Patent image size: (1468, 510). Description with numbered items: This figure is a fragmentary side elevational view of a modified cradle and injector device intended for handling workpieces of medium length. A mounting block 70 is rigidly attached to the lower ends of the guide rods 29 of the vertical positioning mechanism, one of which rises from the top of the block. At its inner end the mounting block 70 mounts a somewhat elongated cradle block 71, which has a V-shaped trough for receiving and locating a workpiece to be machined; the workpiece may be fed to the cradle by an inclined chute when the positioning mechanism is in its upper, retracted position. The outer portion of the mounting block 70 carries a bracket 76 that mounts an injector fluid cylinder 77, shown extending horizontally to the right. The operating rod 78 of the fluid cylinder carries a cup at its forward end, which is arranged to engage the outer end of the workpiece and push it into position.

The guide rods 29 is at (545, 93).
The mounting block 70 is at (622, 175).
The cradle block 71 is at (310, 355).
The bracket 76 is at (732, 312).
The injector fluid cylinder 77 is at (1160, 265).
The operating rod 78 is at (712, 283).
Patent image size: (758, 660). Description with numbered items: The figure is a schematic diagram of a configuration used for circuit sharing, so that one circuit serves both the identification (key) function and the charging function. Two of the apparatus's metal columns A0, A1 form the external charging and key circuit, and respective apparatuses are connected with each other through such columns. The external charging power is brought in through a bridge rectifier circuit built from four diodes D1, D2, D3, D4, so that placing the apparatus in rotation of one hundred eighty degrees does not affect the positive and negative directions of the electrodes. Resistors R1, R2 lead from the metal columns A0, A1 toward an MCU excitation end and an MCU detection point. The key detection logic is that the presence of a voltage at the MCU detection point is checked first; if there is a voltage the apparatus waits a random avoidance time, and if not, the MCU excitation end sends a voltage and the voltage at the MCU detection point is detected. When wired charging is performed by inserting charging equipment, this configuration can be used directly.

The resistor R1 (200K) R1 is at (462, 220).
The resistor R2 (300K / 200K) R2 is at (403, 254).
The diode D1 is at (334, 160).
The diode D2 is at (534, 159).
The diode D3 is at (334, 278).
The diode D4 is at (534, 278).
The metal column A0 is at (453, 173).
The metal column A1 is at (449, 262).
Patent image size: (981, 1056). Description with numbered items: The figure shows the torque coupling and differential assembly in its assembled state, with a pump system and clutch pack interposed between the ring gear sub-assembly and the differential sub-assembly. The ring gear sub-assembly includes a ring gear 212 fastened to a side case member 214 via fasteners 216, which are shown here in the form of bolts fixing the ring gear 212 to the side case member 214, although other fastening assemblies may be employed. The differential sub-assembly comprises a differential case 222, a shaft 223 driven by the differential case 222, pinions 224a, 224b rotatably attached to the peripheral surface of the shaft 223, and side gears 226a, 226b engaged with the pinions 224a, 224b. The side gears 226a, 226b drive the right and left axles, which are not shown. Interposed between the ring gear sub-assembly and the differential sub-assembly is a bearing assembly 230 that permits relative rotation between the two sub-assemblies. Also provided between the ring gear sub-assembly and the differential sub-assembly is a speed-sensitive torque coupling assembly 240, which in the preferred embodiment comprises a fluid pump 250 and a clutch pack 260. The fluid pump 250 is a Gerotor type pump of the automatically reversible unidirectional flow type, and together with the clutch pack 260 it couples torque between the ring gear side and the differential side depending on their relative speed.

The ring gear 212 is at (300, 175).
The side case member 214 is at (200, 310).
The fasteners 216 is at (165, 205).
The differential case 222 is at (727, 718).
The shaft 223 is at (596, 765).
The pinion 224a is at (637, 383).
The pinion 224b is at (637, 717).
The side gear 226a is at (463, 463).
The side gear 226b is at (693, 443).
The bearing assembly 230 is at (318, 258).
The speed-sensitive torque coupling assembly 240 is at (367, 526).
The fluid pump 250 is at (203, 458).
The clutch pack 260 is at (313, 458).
-------------------------
Your task ::
Rewrite the lines above, changing "Patent image size" to "Drawing size" everywhere it appears and leaving everything else as it is.

Output for this exercise ::
Drawing size: (1468, 510). Description with numbered items: This figure is a fragmentary side elevational view of a modified cradle and injector device intended for handling workpieces of medium length. A mounting block 70 is rigidly attached to the lower ends of the guide rods 29 of the vertical positioning mechanism, one of which rises from the top of the block. At its inner end the mounting block 70 mounts a somewhat elongated cradle block 71, which has a V-shaped trough for receiving and locating a workpiece to be machined; the workpiece may be fed to the cradle by an inclined chute when the positioning mechanism is in its upper, retracted position. The outer portion of the mounting block 70 carries a bracket 76 that mounts an injector fluid cylinder 77, shown extending horizontally to the right. The operating rod 78 of the fluid cylinder carries a cup at its forward end, which is arranged to engage the outer end of the workpiece and push it into position.

The guide rods 29 is at (545, 93).
The mounting block 70 is at (622, 175).
The cradle block 71 is at (310, 355).
The bracket 76 is at (732, 312).
The injector fluid cylinder 77 is at (1160, 265).
The operating rod 78 is at (712, 283).
Drawing size: (758, 660). Description with numbered items: The figure is a schematic diagram of a configuration used for circuit sharing, so that one circuit serves both the identification (key) function and the charging function. Two of the apparatus's metal columns A0, A1 form the external charging and key circuit, and respective apparatuses are connected with each other through such columns. The external charging power is brought in through a bridge rectifier circuit built from four diodes D1, D2, D3, D4, so that placing the apparatus in rotation of one hundred eighty degrees does not affect the positive and negative directions of the electrodes. Resistors R1, R2 lead from the metal columns A0, A1 toward an MCU excitation end and an MCU detection point. The key detection logic is that the presence of a voltage at the MCU detection point is checked first; if there is a voltage the apparatus waits a random avoidance time, and if not, the MCU excitation end sends a voltage and the voltage at the MCU detection point is detected. When wired charging is performed by inserting charging equipment, this configuration can be used directly.

The resistor R1 (200K) R1 is at (462, 220).
The resistor R2 (300K / 200K) R2 is at (403, 254).
The diode D1 is at (334, 160).
The diode D2 is at (534, 159).
The diode D3 is at (334, 278).
The diode D4 is at (534, 278).
The metal column A0 is at (453, 173).
The metal column A1 is at (449, 262).
Drawing size: (981, 1056). Description with numbered items: The figure shows the torque coupling and differential assembly in its assembled state, with a pump system and clutch pack interposed between the ring gear sub-assembly and the differential sub-assembly. The ring gear sub-assembly includes a ring gear 212 fastened to a side case member 214 via fasteners 216, which are shown here in the form of bolts fixing the ring gear 212 to the side case member 214, although other fastening assemblies may be employed. The differential sub-assembly comprises a differential case 222, a shaft 223 driven by the differential case 222, pinions 224a, 224b rotatably attached to the peripheral surface of the shaft 223, and side gears 226a, 226b engaged with the pinions 224a, 224b. The side gears 226a, 226b drive the right and left axles, which are not shown. Interposed between the ring gear sub-assembly and the differential sub-assembly is a bearing assembly 230 that permits relative rotation between the two sub-assemblies. Also provided between the ring gear sub-assembly and the differential sub-assembly is a speed-sensitive torque coupling assembly 240, which in the preferred embodiment comprises a fluid pump 250 and a clutch pack 260. The fluid pump 250 is a Gerotor type pump of the automatically reversible unidirectional flow type, and together with the clutch pack 260 it couples torque between the ring gear side and the differential side depending on their relative speed.

The ring gear 212 is at (300, 175).
The side case member 214 is at (200, 310).
The fasteners 216 is at (165, 205).
The differential case 222 is at (727, 718).
The shaft 223 is at (596, 765).
The pinion 224a is at (637, 383).
The pinion 224b is at (637, 717).
The side gear 226a is at (463, 463).
The side gear 226b is at (693, 443).
The bearing assembly 230 is at (318, 258).
The speed-sensitive torque coupling assembly 240 is at (367, 526).
The fluid pump 250 is at (203, 458).
The clutch pack 260 is at (313, 458).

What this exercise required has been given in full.